EXERCISE — Leave every picture out and write out the records below exactly.

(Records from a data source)
• • • • • • •
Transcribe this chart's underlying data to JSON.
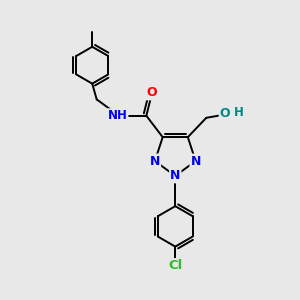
{
  "background_color": "#e8e8e8",
  "atom_colors": {
    "C": "#000000",
    "N": "#0000ee",
    "O": "#ff0000",
    "Cl": "#33bb33",
    "H": "#555555",
    "OH": "#008888"
  },
  "bond_color": "#000000",
  "bond_width": 1.4,
  "font_size_atoms": 8.5,
  "figsize": [
    3.0,
    3.0
  ],
  "dpi": 100
}
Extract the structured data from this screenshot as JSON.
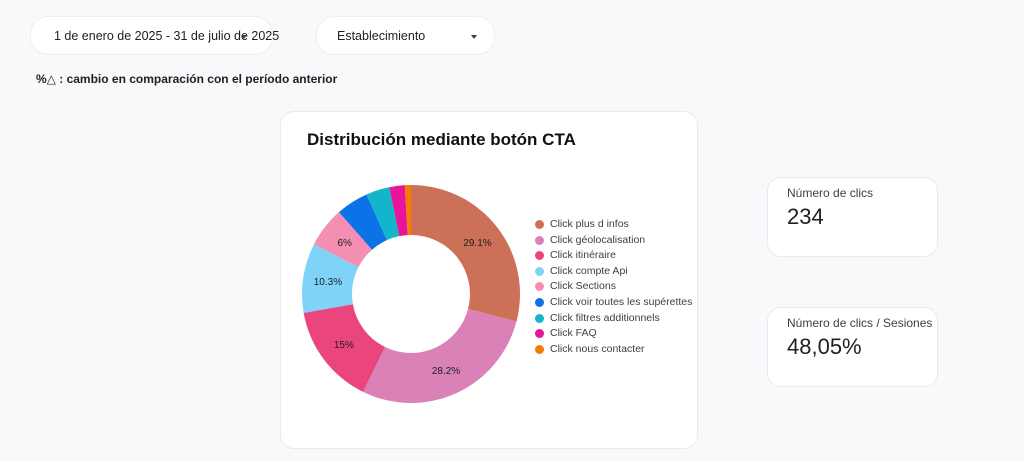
• • • • • • •
COMPLETE ANSWER —
Transcribe this chart's underlying data to JSON.
{
  "background_color": "#e8e8e8",
  "atom_colors": {
    "C": "#000000",
    "N": "#0000ee",
    "O": "#ff0000",
    "Cl": "#33bb33",
    "H": "#555555",
    "OH": "#008888"
  },
  "bond_color": "#000000",
  "bond_width": 1.4,
  "font_size_atoms": 8.5,
  "figsize": [
    3.0,
    3.0
  ],
  "dpi": 100
}
Extract the structured data from this screenshot as JSON.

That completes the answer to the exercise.